Activity: Copy the Credit Suisse post from "But even a cursory" up to and including "of dollars lost.", reproducing its wording without changes.

Credit Suisse

We’ve been on the road, this past week, so blogging has been a touch “light on”.

We’ve seen the graphs that killed Silicon Valley Bank, and Signature bank. Mark to market losses on the hold to maturity book, by running a big unhedged asset liability mismatch, more than 90% of deposits uninsured, and concentrated amongst of flighty, suffering, VC and tech firms.

Credit Suisse seemed to catch some unawares (certainly the AT-1 CoCo’s getting zeroed out ahead of equity).

But even a cursory glance at the CS history reveals much. We’ve thought it was going bankrupt each year every year for many years.

Shrinking to attempted greatness, shedding toxic assets, embroiled in never-ending scandals. The basic (though sometimes wrong) idea is that scale begets competitive advantage and returns, in banking, here it is in reverse.

Recall the massive exposure to the Archegos (Bill Hwang’s Private Office fund, borrowing capital to buy tech/VC companies, a little like Cathy Wood’s ARC, that didn’t work out) or to the Lex Greensill Credit Suisse commercial paper debacle. Billions of dollars lost.

Dataset:
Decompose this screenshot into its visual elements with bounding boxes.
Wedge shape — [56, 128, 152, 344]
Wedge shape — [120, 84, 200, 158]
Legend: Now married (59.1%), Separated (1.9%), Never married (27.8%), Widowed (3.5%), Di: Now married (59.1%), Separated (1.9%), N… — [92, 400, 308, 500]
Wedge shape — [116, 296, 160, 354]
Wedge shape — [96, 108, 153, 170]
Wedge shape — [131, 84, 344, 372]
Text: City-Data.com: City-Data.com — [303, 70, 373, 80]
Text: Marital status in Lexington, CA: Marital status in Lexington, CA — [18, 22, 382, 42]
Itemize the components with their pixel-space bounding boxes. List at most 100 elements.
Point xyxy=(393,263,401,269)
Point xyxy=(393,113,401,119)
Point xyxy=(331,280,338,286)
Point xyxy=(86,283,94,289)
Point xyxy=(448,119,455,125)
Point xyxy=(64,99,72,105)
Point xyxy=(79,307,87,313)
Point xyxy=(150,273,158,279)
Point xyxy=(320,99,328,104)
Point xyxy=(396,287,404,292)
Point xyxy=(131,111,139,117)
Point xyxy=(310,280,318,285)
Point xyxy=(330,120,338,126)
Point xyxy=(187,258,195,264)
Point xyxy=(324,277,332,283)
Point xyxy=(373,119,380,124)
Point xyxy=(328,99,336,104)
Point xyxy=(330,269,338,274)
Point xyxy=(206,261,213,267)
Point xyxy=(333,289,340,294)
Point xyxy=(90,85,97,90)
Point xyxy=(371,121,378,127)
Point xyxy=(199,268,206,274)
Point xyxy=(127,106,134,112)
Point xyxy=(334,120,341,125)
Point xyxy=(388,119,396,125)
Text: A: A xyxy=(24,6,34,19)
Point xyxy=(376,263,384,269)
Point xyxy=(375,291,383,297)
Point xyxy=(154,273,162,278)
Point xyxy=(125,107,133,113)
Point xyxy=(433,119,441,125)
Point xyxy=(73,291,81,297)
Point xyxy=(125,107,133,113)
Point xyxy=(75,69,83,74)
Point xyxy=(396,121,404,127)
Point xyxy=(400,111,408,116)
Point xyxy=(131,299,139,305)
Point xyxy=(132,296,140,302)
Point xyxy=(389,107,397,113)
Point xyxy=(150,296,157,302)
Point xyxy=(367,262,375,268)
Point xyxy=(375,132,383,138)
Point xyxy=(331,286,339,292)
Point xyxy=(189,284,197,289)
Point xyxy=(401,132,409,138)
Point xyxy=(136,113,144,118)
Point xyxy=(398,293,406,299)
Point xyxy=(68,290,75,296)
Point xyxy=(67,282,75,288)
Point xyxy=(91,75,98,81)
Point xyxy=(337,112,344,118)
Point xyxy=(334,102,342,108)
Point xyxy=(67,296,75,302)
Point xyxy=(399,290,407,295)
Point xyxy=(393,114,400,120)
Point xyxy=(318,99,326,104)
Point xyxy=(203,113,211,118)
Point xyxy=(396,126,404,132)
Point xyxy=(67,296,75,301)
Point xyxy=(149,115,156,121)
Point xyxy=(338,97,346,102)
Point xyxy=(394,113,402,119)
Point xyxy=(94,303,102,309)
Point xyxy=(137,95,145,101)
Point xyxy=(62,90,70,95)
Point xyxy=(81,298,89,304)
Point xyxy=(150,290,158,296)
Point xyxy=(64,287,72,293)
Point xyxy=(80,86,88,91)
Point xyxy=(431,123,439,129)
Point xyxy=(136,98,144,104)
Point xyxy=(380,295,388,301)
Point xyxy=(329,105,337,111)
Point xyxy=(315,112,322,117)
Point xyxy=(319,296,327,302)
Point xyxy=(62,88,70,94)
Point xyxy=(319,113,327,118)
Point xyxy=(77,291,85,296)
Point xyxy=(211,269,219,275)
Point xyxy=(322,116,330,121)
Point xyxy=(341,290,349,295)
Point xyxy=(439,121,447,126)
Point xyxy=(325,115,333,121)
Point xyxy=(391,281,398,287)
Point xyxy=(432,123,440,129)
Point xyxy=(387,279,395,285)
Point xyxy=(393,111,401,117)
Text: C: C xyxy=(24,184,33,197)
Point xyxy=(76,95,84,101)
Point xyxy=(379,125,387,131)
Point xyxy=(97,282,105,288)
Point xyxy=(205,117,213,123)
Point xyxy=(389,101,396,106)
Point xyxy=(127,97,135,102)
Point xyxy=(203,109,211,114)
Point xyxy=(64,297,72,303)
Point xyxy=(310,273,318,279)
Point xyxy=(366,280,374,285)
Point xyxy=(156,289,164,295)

Answer section:
But even a cursory glance at the CS history reveals much. We’ve thought it was going bankrupt each year every year for many years.

Shrinking to attempted greatness, shedding toxic assets, embroiled in never-ending scandals. The basic (though sometimes wrong) idea is that scale begets competitive advantage and returns, in banking, here it is in reverse.

Recall the massive exposure to the Archegos (Bill Hwang’s Private Office fund, borrowing capital to buy tech/VC companies, a little like Cathy Wood’s ARC, that didn’t work out) or to the Lex Greensill Credit Suisse commercial paper debacle. Billions of dollars lost.